Instructions to follow:
Print every entry exactly as written.

Input for this task:
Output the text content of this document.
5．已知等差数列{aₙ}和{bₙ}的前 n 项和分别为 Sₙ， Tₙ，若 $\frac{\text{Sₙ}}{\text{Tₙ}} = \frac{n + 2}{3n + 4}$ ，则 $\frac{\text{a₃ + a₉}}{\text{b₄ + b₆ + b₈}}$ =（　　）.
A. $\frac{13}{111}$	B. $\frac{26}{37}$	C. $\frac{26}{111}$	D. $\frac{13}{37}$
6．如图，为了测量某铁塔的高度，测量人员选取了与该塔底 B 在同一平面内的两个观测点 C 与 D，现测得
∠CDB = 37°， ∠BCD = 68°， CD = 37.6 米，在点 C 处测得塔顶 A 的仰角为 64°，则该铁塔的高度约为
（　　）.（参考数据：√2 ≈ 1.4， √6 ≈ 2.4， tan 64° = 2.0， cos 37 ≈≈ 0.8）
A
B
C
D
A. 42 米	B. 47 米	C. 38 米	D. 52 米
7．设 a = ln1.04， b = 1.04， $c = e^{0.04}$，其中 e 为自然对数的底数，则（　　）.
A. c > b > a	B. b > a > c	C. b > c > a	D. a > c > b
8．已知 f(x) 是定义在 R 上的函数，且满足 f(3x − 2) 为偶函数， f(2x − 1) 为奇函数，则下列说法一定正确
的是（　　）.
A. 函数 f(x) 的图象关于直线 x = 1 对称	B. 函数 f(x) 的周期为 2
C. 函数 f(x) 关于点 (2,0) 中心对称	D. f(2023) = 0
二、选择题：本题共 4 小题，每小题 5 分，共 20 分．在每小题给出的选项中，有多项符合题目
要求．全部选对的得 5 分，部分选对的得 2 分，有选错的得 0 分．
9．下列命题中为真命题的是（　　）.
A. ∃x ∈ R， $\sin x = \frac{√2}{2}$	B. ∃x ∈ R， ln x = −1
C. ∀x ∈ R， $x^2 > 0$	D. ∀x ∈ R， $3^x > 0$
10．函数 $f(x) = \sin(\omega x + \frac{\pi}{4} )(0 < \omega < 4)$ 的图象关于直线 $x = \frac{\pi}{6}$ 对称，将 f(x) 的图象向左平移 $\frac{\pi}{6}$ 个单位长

Written response:
Output the text content of this document.
5．已知等差数列{aₙ}和{bₙ}的前 n 项和分别为 Sₙ， Tₙ，若 $\frac{\text{Sₙ}}{\text{Tₙ}} = \frac{n + 2}{3n + 4}$ ，则 $\frac{\text{a₃ + a₉}}{\text{b₄ + b₆ + b₈}}$ =（　　）.
A. $\frac{13}{111}$	B. $\frac{26}{37}$	C. $\frac{26}{111}$	D. $\frac{13}{37}$
6．如图，为了测量某铁塔的高度，测量人员选取了与该塔底 B 在同一平面内的两个观测点 C 与 D，现测得
∠CDB = 37°， ∠BCD = 68°， CD = 37.6 米，在点 C 处测得塔顶 A 的仰角为 64°，则该铁塔的高度约为
（　　）.（参考数据：√2 ≈ 1.4， √6 ≈ 2.4， tan 64° = 2.0， cos 37 ≈≈ 0.8）
A
B
C
D
A. 42 米	B. 47 米	C. 38 米	D. 52 米
7．设 a = ln1.04， b = 1.04， $c = e^{0.04}$，其中 e 为自然对数的底数，则（　　）.
A. c > b > a	B. b > a > c	C. b > c > a	D. a > c > b
8．已知 f(x) 是定义在 R 上的函数，且满足 f(3x − 2) 为偶函数， f(2x − 1) 为奇函数，则下列说法一定正确
的是（　　）.
A. 函数 f(x) 的图象关于直线 x = 1 对称	B. 函数 f(x) 的周期为 2
C. 函数 f(x) 关于点 (2,0) 中心对称	D. f(2023) = 0
二、选择题：本题共 4 小题，每小题 5 分，共 20 分．在每小题给出的选项中，有多项符合题目
要求．全部选对的得 5 分，部分选对的得 2 分，有选错的得 0 分．
9．下列命题中为真命题的是（　　）.
A. ∃x ∈ R， $\sin x = \frac{√2}{2}$	B. ∃x ∈ R， ln x = −1
C. ∀x ∈ R， $x^2 > 0$	D. ∀x ∈ R， $3^x > 0$
10．函数 $f(x) = \sin(\omega x + \frac{\pi}{4} )(0 < \omega < 4)$ 的图象关于直线 $x = \frac{\pi}{6}$ 对称，将 f(x) 的图象向左平移 $\frac{\pi}{6}$ 个单位长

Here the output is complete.